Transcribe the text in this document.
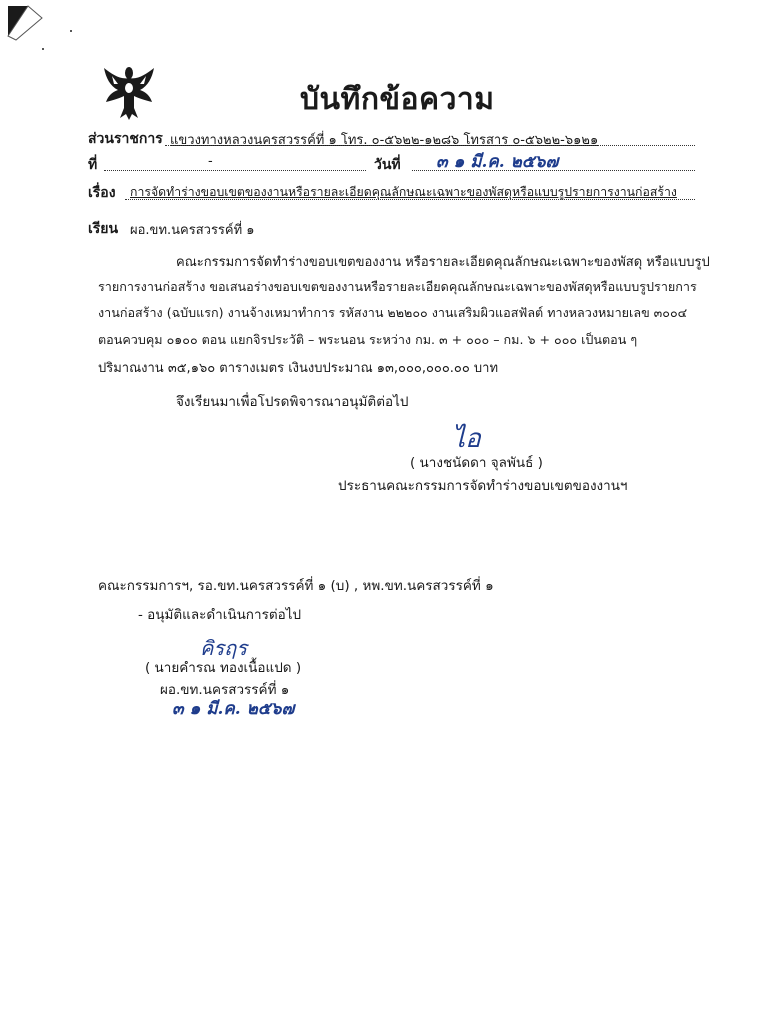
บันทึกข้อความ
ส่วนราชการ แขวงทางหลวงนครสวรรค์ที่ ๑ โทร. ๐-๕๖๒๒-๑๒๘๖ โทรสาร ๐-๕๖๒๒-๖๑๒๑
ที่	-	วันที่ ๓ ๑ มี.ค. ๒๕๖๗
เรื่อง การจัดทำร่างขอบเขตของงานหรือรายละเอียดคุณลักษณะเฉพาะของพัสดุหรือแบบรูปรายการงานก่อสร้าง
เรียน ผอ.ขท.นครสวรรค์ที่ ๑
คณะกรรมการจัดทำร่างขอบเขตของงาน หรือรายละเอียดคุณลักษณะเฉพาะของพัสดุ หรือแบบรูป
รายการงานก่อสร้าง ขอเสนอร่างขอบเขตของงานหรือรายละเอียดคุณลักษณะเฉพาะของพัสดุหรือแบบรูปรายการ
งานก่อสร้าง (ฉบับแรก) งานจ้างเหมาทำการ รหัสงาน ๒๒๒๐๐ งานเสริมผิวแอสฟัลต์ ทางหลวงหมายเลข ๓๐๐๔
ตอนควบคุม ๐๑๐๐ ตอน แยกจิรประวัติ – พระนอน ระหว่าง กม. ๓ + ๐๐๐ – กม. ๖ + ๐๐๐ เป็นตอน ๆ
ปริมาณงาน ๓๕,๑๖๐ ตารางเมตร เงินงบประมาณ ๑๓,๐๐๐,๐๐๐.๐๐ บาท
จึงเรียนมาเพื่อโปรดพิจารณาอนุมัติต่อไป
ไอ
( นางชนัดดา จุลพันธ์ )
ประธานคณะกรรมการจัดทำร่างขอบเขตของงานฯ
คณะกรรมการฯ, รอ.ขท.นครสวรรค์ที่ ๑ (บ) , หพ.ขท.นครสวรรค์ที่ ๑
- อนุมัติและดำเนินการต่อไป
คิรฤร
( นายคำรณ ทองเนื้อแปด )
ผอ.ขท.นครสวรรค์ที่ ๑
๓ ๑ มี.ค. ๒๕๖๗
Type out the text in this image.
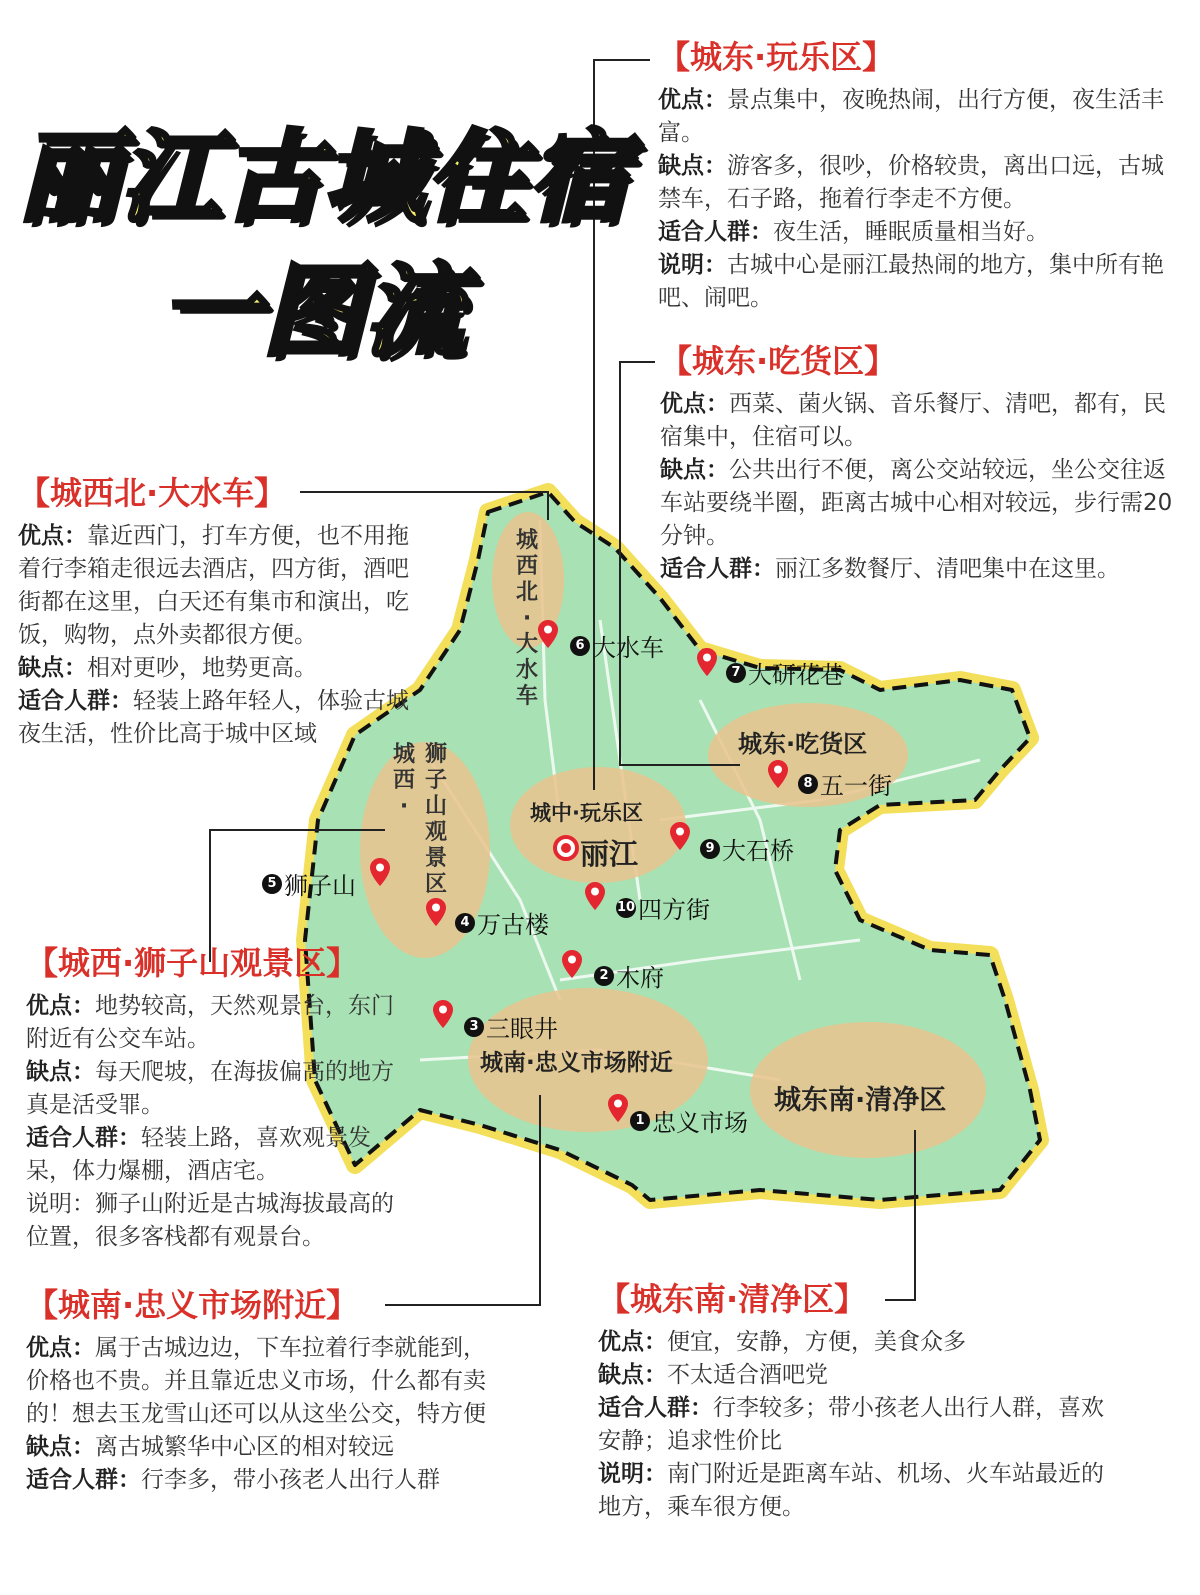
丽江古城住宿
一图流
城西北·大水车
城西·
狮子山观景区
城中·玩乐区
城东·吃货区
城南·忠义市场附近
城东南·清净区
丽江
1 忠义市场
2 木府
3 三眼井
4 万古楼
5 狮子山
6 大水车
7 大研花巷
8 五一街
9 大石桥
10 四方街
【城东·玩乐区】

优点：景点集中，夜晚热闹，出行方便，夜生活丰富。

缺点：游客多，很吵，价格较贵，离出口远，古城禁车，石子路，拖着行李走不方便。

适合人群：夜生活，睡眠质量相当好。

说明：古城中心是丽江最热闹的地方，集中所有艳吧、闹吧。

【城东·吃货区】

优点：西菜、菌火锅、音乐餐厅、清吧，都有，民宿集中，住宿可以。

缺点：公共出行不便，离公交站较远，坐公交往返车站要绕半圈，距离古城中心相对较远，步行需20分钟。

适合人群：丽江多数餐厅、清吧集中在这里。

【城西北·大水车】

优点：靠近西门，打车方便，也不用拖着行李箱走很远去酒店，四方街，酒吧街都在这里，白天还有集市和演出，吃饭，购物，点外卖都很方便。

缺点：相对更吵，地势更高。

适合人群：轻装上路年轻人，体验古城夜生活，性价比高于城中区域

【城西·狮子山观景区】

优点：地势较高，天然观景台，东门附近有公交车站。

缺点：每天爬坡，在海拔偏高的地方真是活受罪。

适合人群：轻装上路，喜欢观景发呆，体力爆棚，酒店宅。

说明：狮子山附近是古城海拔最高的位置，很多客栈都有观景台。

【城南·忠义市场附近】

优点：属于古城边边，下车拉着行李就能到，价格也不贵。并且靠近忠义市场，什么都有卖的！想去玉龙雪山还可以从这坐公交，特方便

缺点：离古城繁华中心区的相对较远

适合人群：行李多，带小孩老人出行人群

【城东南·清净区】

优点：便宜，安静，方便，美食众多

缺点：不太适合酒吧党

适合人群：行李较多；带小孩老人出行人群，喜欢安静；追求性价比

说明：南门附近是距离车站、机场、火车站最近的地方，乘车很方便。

TO BE DONE. Set down the records in full and exactly. Do not carry over any image.

TASK SOLUTION.
Transcribe the text in this document.
บันทึกข้อความ
ส่วนราชการ แขวงทางหลวงนครสวรรค์ที่ ๑ โทร. ๐-๕๖๒๒-๑๒๘๖ โทรสาร ๐-๕๖๒๒-๖๑๒๑
ที่	-	วันที่ ๓ ๑ มี.ค. ๒๕๖๗
เรื่อง การจัดทำร่างขอบเขตของงานหรือรายละเอียดคุณลักษณะเฉพาะของพัสดุหรือแบบรูปรายการงานก่อสร้าง
เรียน ผอ.ขท.นครสวรรค์ที่ ๑
คณะกรรมการจัดทำร่างขอบเขตของงาน หรือรายละเอียดคุณลักษณะเฉพาะของพัสดุ หรือแบบรูป
รายการงานก่อสร้าง ขอเสนอร่างขอบเขตของงานหรือรายละเอียดคุณลักษณะเฉพาะของพัสดุหรือแบบรูปรายการ
งานก่อสร้าง (ฉบับแรก) งานจ้างเหมาทำการ รหัสงาน ๒๒๒๐๐ งานเสริมผิวแอสฟัลต์ ทางหลวงหมายเลข ๓๐๐๔
ตอนควบคุม ๐๑๐๐ ตอน แยกจิรประวัติ – พระนอน ระหว่าง กม. ๓ + ๐๐๐ – กม. ๖ + ๐๐๐ เป็นตอน ๆ
ปริมาณงาน ๓๕,๑๖๐ ตารางเมตร เงินงบประมาณ ๑๓,๐๐๐,๐๐๐.๐๐ บาท
จึงเรียนมาเพื่อโปรดพิจารณาอนุมัติต่อไป
ไอ
( นางชนัดดา จุลพันธ์ )
ประธานคณะกรรมการจัดทำร่างขอบเขตของงานฯ
คณะกรรมการฯ, รอ.ขท.นครสวรรค์ที่ ๑ (บ) , หพ.ขท.นครสวรรค์ที่ ๑
- อนุมัติและดำเนินการต่อไป
คิรฤร
( นายคำรณ ทองเนื้อแปด )
ผอ.ขท.นครสวรรค์ที่ ๑
๓ ๑ มี.ค. ๒๕๖๗
Type out the text in this image.
丽江古城住宿
一图流
城西北·大水车
城西·
狮子山观景区
城中·玩乐区
城东·吃货区
城南·忠义市场附近
城东南·清净区
丽江
1 忠义市场
2 木府
3 三眼井
4 万古楼
5 狮子山
6 大水车
7 大研花巷
8 五一街
9 大石桥
10 四方街
【城东·玩乐区】

优点：景点集中，夜晚热闹，出行方便，夜生活丰富。

缺点：游客多，很吵，价格较贵，离出口远，古城禁车，石子路，拖着行李走不方便。

适合人群：夜生活，睡眠质量相当好。

说明：古城中心是丽江最热闹的地方，集中所有艳吧、闹吧。

【城东·吃货区】

优点：西菜、菌火锅、音乐餐厅、清吧，都有，民宿集中，住宿可以。

缺点：公共出行不便，离公交站较远，坐公交往返车站要绕半圈，距离古城中心相对较远，步行需20分钟。

适合人群：丽江多数餐厅、清吧集中在这里。

【城西北·大水车】

优点：靠近西门，打车方便，也不用拖着行李箱走很远去酒店，四方街，酒吧街都在这里，白天还有集市和演出，吃饭，购物，点外卖都很方便。

缺点：相对更吵，地势更高。

适合人群：轻装上路年轻人，体验古城夜生活，性价比高于城中区域

【城西·狮子山观景区】

优点：地势较高，天然观景台，东门附近有公交车站。

缺点：每天爬坡，在海拔偏高的地方真是活受罪。

适合人群：轻装上路，喜欢观景发呆，体力爆棚，酒店宅。

说明：狮子山附近是古城海拔最高的位置，很多客栈都有观景台。

【城南·忠义市场附近】

优点：属于古城边边，下车拉着行李就能到，价格也不贵。并且靠近忠义市场，什么都有卖的！想去玉龙雪山还可以从这坐公交，特方便

缺点：离古城繁华中心区的相对较远

适合人群：行李多，带小孩老人出行人群

【城东南·清净区】

优点：便宜，安静，方便，美食众多

缺点：不太适合酒吧党

适合人群：行李较多；带小孩老人出行人群，喜欢安静；追求性价比

说明：南门附近是距离车站、机场、火车站最近的地方，乘车很方便。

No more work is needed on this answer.